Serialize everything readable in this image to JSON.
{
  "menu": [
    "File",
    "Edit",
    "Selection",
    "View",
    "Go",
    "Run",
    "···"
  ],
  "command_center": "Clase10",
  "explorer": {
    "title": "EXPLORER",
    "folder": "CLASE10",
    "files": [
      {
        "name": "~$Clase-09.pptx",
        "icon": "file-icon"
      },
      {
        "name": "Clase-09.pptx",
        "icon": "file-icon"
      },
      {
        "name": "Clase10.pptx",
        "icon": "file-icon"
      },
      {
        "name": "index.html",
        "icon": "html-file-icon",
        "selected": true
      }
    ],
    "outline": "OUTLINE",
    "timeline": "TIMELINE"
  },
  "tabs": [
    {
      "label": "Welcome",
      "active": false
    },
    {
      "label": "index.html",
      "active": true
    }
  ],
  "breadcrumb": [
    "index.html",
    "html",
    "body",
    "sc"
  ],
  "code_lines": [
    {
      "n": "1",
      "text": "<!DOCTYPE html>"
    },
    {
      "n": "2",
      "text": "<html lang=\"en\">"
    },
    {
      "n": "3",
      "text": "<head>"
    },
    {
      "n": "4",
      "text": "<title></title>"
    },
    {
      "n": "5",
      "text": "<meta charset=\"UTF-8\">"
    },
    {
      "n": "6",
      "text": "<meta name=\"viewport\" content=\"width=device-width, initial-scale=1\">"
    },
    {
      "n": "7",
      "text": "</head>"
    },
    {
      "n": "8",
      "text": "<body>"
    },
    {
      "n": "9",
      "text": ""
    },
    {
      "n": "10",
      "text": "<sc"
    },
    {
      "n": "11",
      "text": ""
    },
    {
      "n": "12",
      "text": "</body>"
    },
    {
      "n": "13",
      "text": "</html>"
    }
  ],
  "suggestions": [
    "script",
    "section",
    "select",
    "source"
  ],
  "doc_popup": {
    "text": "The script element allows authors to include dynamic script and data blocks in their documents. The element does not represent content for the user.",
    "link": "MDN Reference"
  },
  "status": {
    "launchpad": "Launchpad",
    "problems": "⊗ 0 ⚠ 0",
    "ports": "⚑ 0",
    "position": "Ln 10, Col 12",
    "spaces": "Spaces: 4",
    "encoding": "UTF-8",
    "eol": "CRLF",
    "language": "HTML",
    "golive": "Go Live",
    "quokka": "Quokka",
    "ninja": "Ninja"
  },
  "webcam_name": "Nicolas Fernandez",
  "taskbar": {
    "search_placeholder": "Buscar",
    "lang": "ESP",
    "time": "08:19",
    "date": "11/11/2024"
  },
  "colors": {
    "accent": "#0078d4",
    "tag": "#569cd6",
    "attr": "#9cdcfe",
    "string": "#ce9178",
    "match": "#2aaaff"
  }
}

#####

## TASK STATEMENT
Print again each line of the listing above, exactly as it appears.

## FINAL RESULT
Serialize everything readable in this image to JSON.
{
  "menu": [
    "File",
    "Edit",
    "Selection",
    "View",
    "Go",
    "Run",
    "···"
  ],
  "command_center": "Clase10",
  "explorer": {
    "title": "EXPLORER",
    "folder": "CLASE10",
    "files": [
      {
        "name": "~$Clase-09.pptx",
        "icon": "file-icon"
      },
      {
        "name": "Clase-09.pptx",
        "icon": "file-icon"
      },
      {
        "name": "Clase10.pptx",
        "icon": "file-icon"
      },
      {
        "name": "index.html",
        "icon": "html-file-icon",
        "selected": true
      }
    ],
    "outline": "OUTLINE",
    "timeline": "TIMELINE"
  },
  "tabs": [
    {
      "label": "Welcome",
      "active": false
    },
    {
      "label": "index.html",
      "active": true
    }
  ],
  "breadcrumb": [
    "index.html",
    "html",
    "body",
    "sc"
  ],
  "code_lines": [
    {
      "n": "1",
      "text": "<!DOCTYPE html>"
    },
    {
      "n": "2",
      "text": "<html lang=\"en\">"
    },
    {
      "n": "3",
      "text": "<head>"
    },
    {
      "n": "4",
      "text": "<title></title>"
    },
    {
      "n": "5",
      "text": "<meta charset=\"UTF-8\">"
    },
    {
      "n": "6",
      "text": "<meta name=\"viewport\" content=\"width=device-width, initial-scale=1\">"
    },
    {
      "n": "7",
      "text": "</head>"
    },
    {
      "n": "8",
      "text": "<body>"
    },
    {
      "n": "9",
      "text": ""
    },
    {
      "n": "10",
      "text": "<sc"
    },
    {
      "n": "11",
      "text": ""
    },
    {
      "n": "12",
      "text": "</body>"
    },
    {
      "n": "13",
      "text": "</html>"
    }
  ],
  "suggestions": [
    "script",
    "section",
    "select",
    "source"
  ],
  "doc_popup": {
    "text": "The script element allows authors to include dynamic script and data blocks in their documents. The element does not represent content for the user.",
    "link": "MDN Reference"
  },
  "status": {
    "launchpad": "Launchpad",
    "problems": "⊗ 0 ⚠ 0",
    "ports": "⚑ 0",
    "position": "Ln 10, Col 12",
    "spaces": "Spaces: 4",
    "encoding": "UTF-8",
    "eol": "CRLF",
    "language": "HTML",
    "golive": "Go Live",
    "quokka": "Quokka",
    "ninja": "Ninja"
  },
  "webcam_name": "Nicolas Fernandez",
  "taskbar": {
    "search_placeholder": "Buscar",
    "lang": "ESP",
    "time": "08:19",
    "date": "11/11/2024"
  },
  "colors": {
    "accent": "#0078d4",
    "tag": "#569cd6",
    "attr": "#9cdcfe",
    "string": "#ce9178",
    "match": "#2aaaff"
  }
}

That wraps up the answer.